Set exercise: Transcribe every line of the records verbatim.

▬▬▬▬▬▬▬▬▬▬

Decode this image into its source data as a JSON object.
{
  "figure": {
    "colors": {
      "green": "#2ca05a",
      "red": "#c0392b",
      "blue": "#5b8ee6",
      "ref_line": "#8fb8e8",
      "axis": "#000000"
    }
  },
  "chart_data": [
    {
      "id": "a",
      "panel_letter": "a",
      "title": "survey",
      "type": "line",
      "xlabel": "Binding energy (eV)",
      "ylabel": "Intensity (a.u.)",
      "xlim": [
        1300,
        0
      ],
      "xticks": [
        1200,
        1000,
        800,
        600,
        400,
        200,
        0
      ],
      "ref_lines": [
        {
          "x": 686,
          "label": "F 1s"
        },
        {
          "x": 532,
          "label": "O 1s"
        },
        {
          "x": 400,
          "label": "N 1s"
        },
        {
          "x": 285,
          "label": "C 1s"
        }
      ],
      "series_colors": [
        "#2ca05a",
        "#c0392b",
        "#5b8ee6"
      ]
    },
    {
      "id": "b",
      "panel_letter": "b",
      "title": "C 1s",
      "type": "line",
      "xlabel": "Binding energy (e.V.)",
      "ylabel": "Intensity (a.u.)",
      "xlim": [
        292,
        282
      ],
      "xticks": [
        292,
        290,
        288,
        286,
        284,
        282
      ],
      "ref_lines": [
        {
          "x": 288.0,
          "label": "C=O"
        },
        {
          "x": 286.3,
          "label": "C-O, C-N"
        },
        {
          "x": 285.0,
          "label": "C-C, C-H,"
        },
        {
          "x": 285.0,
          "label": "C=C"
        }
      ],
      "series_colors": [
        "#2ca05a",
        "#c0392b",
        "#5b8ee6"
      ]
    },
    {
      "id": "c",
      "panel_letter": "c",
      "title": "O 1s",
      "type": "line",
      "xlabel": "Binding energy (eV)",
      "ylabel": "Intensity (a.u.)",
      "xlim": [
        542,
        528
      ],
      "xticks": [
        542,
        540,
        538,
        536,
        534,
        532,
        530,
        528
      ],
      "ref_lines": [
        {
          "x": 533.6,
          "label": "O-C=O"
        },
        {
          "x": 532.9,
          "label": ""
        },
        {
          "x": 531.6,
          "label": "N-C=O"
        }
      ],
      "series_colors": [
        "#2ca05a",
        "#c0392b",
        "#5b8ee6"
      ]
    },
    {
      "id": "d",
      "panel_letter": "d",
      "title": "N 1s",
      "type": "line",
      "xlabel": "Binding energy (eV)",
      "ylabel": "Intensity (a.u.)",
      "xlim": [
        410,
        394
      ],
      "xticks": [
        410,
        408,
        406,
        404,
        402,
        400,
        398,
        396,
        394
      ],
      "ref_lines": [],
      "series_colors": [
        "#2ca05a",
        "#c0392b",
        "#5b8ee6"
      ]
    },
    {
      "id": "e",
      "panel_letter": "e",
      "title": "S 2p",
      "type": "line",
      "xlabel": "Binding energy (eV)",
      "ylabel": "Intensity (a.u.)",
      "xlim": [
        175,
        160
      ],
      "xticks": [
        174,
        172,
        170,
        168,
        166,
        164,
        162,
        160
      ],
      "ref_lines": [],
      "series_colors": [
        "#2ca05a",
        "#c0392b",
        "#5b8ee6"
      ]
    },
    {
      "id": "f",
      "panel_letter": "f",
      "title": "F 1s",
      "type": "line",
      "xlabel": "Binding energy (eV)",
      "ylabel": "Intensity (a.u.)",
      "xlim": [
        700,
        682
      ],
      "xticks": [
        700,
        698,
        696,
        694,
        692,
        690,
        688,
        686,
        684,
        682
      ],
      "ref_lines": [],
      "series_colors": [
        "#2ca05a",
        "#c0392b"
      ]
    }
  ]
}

▬▬▬▬▬▬▬▬▬▬

Exercise response:
Decode this image into its source data as a JSON object.
{
  "figure": {
    "colors": {
      "green": "#2ca05a",
      "red": "#c0392b",
      "blue": "#5b8ee6",
      "ref_line": "#8fb8e8",
      "axis": "#000000"
    }
  },
  "chart_data": [
    {
      "id": "a",
      "panel_letter": "a",
      "title": "survey",
      "type": "line",
      "xlabel": "Binding energy (eV)",
      "ylabel": "Intensity (a.u.)",
      "xlim": [
        1300,
        0
      ],
      "xticks": [
        1200,
        1000,
        800,
        600,
        400,
        200,
        0
      ],
      "ref_lines": [
        {
          "x": 686,
          "label": "F 1s"
        },
        {
          "x": 532,
          "label": "O 1s"
        },
        {
          "x": 400,
          "label": "N 1s"
        },
        {
          "x": 285,
          "label": "C 1s"
        }
      ],
      "series_colors": [
        "#2ca05a",
        "#c0392b",
        "#5b8ee6"
      ]
    },
    {
      "id": "b",
      "panel_letter": "b",
      "title": "C 1s",
      "type": "line",
      "xlabel": "Binding energy (e.V.)",
      "ylabel": "Intensity (a.u.)",
      "xlim": [
        292,
        282
      ],
      "xticks": [
        292,
        290,
        288,
        286,
        284,
        282
      ],
      "ref_lines": [
        {
          "x": 288.0,
          "label": "C=O"
        },
        {
          "x": 286.3,
          "label": "C-O, C-N"
        },
        {
          "x": 285.0,
          "label": "C-C, C-H,"
        },
        {
          "x": 285.0,
          "label": "C=C"
        }
      ],
      "series_colors": [
        "#2ca05a",
        "#c0392b",
        "#5b8ee6"
      ]
    },
    {
      "id": "c",
      "panel_letter": "c",
      "title": "O 1s",
      "type": "line",
      "xlabel": "Binding energy (eV)",
      "ylabel": "Intensity (a.u.)",
      "xlim": [
        542,
        528
      ],
      "xticks": [
        542,
        540,
        538,
        536,
        534,
        532,
        530,
        528
      ],
      "ref_lines": [
        {
          "x": 533.6,
          "label": "O-C=O"
        },
        {
          "x": 532.9,
          "label": ""
        },
        {
          "x": 531.6,
          "label": "N-C=O"
        }
      ],
      "series_colors": [
        "#2ca05a",
        "#c0392b",
        "#5b8ee6"
      ]
    },
    {
      "id": "d",
      "panel_letter": "d",
      "title": "N 1s",
      "type": "line",
      "xlabel": "Binding energy (eV)",
      "ylabel": "Intensity (a.u.)",
      "xlim": [
        410,
        394
      ],
      "xticks": [
        410,
        408,
        406,
        404,
        402,
        400,
        398,
        396,
        394
      ],
      "ref_lines": [],
      "series_colors": [
        "#2ca05a",
        "#c0392b",
        "#5b8ee6"
      ]
    },
    {
      "id": "e",
      "panel_letter": "e",
      "title": "S 2p",
      "type": "line",
      "xlabel": "Binding energy (eV)",
      "ylabel": "Intensity (a.u.)",
      "xlim": [
        175,
        160
      ],
      "xticks": [
        174,
        172,
        170,
        168,
        166,
        164,
        162,
        160
      ],
      "ref_lines": [],
      "series_colors": [
        "#2ca05a",
        "#c0392b",
        "#5b8ee6"
      ]
    },
    {
      "id": "f",
      "panel_letter": "f",
      "title": "F 1s",
      "type": "line",
      "xlabel": "Binding energy (eV)",
      "ylabel": "Intensity (a.u.)",
      "xlim": [
        700,
        682
      ],
      "xticks": [
        700,
        698,
        696,
        694,
        692,
        690,
        688,
        686,
        684,
        682
      ],
      "ref_lines": [],
      "series_colors": [
        "#2ca05a",
        "#c0392b"
      ]
    }
  ]
}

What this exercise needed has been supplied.